- Work to be completed -
Which lines in the records below contain the string "把孩子培养成财富"? Find each one and copy it in full.

- Data to process -
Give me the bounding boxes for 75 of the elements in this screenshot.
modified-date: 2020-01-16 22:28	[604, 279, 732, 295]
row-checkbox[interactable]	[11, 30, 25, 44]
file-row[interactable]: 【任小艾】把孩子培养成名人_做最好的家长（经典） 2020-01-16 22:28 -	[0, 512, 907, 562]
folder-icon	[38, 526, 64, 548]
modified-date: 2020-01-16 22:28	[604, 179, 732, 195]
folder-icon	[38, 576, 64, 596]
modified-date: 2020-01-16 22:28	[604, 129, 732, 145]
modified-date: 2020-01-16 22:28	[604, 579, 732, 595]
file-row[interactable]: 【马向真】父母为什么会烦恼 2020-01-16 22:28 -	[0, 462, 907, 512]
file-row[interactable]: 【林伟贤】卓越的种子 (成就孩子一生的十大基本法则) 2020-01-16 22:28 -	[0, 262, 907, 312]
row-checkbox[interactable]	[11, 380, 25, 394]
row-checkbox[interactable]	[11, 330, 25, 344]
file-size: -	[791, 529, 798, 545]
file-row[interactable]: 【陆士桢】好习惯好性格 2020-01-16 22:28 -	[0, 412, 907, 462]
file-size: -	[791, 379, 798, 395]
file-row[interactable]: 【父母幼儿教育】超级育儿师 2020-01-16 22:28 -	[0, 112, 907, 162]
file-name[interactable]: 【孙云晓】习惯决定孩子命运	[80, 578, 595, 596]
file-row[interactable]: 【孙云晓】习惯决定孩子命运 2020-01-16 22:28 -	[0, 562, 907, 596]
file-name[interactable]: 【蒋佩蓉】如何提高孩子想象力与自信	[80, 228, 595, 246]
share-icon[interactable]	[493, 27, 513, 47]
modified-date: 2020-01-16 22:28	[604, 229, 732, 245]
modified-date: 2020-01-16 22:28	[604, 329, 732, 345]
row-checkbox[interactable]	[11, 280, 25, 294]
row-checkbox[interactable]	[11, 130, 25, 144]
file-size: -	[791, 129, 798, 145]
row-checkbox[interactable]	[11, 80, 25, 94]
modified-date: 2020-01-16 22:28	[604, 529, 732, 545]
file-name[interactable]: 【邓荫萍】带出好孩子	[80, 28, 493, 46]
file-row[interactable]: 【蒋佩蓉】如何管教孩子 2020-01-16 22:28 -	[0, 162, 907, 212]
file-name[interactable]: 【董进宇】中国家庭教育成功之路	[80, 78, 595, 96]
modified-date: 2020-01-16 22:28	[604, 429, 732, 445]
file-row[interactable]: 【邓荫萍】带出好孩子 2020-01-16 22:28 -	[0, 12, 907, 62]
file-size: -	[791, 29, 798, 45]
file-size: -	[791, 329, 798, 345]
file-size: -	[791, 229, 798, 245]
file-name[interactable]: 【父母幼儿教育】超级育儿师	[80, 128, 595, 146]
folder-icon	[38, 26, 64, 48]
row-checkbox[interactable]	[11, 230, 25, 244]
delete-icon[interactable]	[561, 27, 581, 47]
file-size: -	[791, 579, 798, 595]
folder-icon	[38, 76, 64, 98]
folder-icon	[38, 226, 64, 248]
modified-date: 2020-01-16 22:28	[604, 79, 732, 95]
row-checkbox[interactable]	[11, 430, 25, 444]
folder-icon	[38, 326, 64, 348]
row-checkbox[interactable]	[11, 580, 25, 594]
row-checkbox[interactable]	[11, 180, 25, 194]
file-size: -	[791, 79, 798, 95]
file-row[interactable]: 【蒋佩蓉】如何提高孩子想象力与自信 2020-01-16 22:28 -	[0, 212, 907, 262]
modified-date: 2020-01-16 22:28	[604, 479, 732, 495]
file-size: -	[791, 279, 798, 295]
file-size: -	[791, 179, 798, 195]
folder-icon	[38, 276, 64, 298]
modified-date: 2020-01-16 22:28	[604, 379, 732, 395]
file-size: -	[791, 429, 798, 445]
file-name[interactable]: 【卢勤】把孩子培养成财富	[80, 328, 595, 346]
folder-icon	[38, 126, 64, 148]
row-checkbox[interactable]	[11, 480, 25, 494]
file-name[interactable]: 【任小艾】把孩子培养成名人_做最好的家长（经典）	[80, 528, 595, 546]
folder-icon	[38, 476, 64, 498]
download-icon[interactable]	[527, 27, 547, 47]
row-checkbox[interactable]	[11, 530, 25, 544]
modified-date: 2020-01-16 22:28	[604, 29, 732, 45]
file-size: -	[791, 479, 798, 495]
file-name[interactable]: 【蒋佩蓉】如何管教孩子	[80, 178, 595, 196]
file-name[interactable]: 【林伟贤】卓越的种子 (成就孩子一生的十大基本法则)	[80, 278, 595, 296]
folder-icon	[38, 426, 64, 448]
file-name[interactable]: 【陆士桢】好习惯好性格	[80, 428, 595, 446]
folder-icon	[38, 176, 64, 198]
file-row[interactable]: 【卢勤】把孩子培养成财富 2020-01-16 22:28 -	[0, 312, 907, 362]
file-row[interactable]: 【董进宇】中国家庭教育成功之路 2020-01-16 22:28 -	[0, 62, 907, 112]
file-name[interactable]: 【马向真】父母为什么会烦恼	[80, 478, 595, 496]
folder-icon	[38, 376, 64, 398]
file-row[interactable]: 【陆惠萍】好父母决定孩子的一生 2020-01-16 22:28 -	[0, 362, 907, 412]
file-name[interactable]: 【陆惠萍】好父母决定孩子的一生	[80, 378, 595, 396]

- The answer -
file-name[interactable]: 【卢勤】把孩子培养成财富	[80, 328, 595, 346]
file-row[interactable]: 【卢勤】把孩子培养成财富 2020-01-16 22:28 -	[0, 312, 907, 362]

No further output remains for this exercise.